--- START OF Given information ---
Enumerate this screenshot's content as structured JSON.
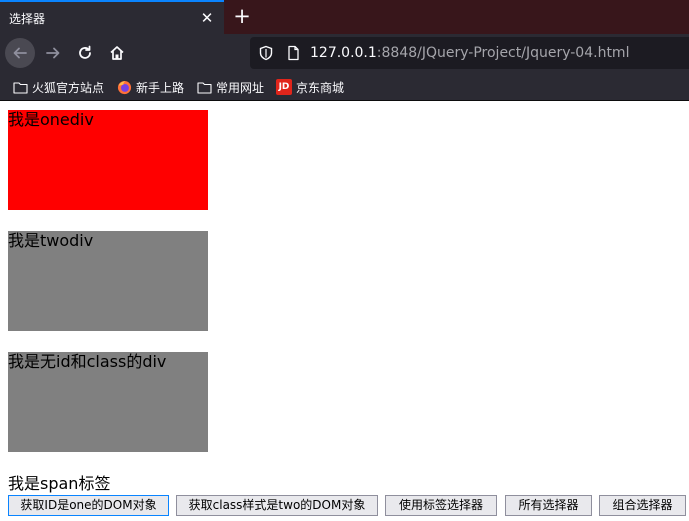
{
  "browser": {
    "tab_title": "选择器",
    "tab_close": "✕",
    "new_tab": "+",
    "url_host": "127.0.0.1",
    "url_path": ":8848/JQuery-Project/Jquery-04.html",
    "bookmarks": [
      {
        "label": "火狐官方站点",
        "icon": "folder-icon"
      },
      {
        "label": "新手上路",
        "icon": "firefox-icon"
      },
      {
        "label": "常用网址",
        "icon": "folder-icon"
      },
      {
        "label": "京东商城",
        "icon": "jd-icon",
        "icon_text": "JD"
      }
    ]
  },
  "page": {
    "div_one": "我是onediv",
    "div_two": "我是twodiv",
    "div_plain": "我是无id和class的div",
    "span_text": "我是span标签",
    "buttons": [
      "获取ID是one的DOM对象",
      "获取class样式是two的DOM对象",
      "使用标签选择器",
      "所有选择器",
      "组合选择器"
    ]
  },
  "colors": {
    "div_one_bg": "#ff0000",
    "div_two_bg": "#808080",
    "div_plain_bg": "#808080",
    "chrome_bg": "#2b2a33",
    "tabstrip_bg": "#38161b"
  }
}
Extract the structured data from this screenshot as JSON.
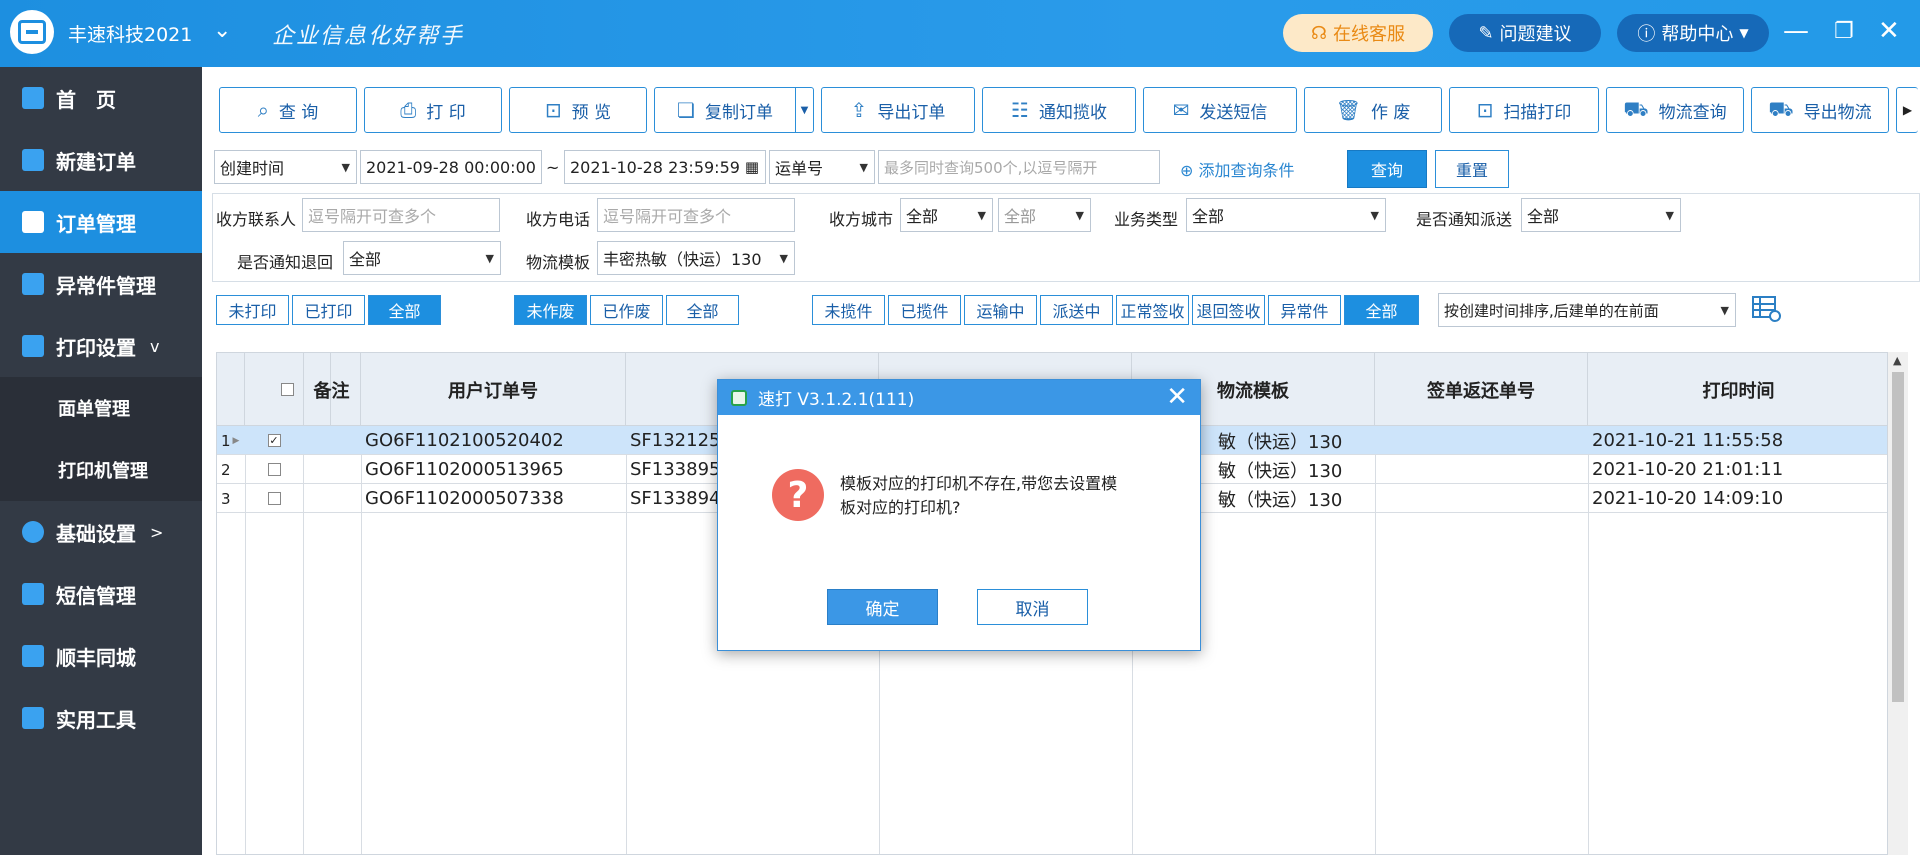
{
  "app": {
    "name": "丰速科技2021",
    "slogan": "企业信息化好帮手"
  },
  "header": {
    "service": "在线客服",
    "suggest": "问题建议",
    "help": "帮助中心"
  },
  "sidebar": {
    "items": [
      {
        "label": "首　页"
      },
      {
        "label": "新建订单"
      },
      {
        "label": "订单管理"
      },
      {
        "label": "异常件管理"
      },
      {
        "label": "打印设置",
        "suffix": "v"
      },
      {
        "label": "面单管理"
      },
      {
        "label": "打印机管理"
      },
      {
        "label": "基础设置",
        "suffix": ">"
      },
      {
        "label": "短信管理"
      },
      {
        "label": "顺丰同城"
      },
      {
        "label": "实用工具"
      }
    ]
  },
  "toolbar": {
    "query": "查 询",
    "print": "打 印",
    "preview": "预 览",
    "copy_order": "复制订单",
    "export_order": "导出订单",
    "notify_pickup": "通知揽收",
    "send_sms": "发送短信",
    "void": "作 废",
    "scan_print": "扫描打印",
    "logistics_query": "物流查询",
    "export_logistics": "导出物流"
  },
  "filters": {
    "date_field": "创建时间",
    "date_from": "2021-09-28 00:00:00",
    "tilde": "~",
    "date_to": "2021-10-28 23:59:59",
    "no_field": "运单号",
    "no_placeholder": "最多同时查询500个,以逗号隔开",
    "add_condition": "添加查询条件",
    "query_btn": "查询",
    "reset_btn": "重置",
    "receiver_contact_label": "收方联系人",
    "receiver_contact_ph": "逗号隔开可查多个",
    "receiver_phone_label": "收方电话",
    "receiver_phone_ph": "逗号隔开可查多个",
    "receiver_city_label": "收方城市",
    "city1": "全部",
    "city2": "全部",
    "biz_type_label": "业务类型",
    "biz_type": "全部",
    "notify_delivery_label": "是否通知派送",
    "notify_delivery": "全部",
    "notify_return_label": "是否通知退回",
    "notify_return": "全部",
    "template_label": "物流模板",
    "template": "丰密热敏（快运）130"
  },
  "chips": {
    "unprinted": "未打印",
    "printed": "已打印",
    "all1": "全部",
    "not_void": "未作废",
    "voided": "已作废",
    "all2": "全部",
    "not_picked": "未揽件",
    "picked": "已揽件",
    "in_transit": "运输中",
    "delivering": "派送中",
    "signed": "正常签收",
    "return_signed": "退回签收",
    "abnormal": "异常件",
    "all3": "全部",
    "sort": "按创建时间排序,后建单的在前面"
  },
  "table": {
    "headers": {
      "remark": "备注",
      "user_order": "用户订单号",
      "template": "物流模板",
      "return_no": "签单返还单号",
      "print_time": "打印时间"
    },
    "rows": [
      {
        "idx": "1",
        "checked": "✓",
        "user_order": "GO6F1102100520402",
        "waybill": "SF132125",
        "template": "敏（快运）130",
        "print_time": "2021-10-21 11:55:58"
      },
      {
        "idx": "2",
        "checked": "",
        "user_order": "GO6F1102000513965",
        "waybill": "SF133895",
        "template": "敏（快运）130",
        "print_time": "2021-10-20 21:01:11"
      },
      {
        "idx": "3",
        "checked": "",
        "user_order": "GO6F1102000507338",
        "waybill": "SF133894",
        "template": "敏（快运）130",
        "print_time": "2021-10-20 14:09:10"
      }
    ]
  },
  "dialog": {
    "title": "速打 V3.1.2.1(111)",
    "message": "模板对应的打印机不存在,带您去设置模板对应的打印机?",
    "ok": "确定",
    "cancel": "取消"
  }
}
--- END OF Given information ---
--- START OF Given information ---
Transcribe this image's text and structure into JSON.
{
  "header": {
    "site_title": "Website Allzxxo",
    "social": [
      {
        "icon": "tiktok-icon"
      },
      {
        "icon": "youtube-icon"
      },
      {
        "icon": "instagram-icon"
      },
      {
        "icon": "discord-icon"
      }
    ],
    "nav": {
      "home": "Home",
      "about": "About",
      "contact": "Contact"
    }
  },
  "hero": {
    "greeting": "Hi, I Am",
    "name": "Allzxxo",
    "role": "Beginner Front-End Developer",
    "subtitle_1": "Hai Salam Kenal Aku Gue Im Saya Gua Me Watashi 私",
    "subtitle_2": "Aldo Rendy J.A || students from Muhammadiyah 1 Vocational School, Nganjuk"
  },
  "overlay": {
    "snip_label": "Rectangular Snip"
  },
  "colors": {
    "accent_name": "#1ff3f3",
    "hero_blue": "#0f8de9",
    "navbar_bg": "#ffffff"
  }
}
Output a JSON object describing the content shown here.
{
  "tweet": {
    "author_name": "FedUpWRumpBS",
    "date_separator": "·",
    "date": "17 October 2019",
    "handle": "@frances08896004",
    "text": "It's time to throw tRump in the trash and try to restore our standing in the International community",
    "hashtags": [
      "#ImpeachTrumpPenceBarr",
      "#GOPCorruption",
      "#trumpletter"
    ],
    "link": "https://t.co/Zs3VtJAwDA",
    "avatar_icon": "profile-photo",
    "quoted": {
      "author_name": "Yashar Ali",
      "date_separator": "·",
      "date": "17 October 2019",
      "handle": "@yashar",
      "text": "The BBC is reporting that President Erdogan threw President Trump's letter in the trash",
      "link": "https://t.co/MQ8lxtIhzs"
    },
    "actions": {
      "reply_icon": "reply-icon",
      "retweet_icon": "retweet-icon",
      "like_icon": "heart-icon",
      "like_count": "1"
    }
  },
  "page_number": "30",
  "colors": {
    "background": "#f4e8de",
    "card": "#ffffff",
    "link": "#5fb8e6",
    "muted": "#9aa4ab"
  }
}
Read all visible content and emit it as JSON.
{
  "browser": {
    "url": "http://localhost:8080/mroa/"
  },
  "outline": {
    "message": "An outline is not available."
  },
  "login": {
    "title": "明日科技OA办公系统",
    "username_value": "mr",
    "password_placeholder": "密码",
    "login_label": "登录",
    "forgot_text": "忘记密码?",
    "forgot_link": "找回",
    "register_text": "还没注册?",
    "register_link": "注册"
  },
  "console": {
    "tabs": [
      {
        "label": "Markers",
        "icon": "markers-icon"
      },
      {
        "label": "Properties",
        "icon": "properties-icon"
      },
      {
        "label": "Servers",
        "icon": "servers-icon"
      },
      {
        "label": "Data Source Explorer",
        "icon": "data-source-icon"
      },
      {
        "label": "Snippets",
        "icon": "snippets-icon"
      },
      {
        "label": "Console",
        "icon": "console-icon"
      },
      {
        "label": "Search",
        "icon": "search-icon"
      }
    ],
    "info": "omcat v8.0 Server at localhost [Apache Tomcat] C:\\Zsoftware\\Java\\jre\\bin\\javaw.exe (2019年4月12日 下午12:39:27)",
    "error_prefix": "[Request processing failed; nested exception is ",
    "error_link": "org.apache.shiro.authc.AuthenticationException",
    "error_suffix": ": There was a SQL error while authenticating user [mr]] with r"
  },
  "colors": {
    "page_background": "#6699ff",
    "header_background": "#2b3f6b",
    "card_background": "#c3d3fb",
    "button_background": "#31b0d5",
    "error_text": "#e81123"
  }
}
--- END OF Given information ---
### Exercise
Find the word "October" in the data and copy out each line where it turns up.

### Result of this task
    "date": "17 October 2019",
      "date": "17 October 2019",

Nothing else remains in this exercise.